▶ **Instruction**: Your task is to repeat the listing exactly.

▶ **Records to use**:
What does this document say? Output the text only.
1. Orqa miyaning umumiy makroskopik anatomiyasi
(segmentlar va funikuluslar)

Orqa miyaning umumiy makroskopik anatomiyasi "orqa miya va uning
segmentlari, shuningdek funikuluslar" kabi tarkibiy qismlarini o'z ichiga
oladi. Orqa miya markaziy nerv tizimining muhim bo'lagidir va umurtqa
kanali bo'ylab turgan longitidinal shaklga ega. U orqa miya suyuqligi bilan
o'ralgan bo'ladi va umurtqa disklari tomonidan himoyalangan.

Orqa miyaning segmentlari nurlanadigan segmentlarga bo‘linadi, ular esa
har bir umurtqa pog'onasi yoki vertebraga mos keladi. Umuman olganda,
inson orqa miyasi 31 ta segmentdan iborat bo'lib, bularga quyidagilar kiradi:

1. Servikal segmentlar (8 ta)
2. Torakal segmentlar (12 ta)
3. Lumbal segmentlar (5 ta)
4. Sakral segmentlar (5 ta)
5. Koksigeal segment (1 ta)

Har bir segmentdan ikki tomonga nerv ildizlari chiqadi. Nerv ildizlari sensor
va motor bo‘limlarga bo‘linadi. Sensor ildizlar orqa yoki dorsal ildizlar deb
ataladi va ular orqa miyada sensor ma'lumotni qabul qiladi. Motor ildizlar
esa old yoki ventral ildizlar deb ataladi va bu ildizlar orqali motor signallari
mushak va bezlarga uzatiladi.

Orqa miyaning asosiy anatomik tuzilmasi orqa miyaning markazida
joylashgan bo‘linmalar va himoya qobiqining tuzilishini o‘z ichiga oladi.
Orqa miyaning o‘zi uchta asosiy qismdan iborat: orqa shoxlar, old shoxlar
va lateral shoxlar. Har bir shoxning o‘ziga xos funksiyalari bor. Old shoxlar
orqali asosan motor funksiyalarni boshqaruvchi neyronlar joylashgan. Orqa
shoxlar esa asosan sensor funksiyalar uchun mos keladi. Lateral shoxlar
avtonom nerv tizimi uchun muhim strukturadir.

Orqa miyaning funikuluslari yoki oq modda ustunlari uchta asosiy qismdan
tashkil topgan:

▶ **Task answer**:
What does this document say? Output the text only.
1. Orqa miyaning umumiy makroskopik anatomiyasi
(segmentlar va funikuluslar)

Orqa miyaning umumiy makroskopik anatomiyasi "orqa miya va uning
segmentlari, shuningdek funikuluslar" kabi tarkibiy qismlarini o'z ichiga
oladi. Orqa miya markaziy nerv tizimining muhim bo'lagidir va umurtqa
kanali bo'ylab turgan longitidinal shaklga ega. U orqa miya suyuqligi bilan
o'ralgan bo'ladi va umurtqa disklari tomonidan himoyalangan.

Orqa miyaning segmentlari nurlanadigan segmentlarga bo‘linadi, ular esa
har bir umurtqa pog'onasi yoki vertebraga mos keladi. Umuman olganda,
inson orqa miyasi 31 ta segmentdan iborat bo'lib, bularga quyidagilar kiradi:

1. Servikal segmentlar (8 ta)
2. Torakal segmentlar (12 ta)
3. Lumbal segmentlar (5 ta)
4. Sakral segmentlar (5 ta)
5. Koksigeal segment (1 ta)

Har bir segmentdan ikki tomonga nerv ildizlari chiqadi. Nerv ildizlari sensor
va motor bo‘limlarga bo‘linadi. Sensor ildizlar orqa yoki dorsal ildizlar deb
ataladi va ular orqa miyada sensor ma'lumotni qabul qiladi. Motor ildizlar
esa old yoki ventral ildizlar deb ataladi va bu ildizlar orqali motor signallari
mushak va bezlarga uzatiladi.

Orqa miyaning asosiy anatomik tuzilmasi orqa miyaning markazida
joylashgan bo‘linmalar va himoya qobiqining tuzilishini o‘z ichiga oladi.
Orqa miyaning o‘zi uchta asosiy qismdan iborat: orqa shoxlar, old shoxlar
va lateral shoxlar. Har bir shoxning o‘ziga xos funksiyalari bor. Old shoxlar
orqali asosan motor funksiyalarni boshqaruvchi neyronlar joylashgan. Orqa
shoxlar esa asosan sensor funksiyalar uchun mos keladi. Lateral shoxlar
avtonom nerv tizimi uchun muhim strukturadir.

Orqa miyaning funikuluslari yoki oq modda ustunlari uchta asosiy qismdan
tashkil topgan:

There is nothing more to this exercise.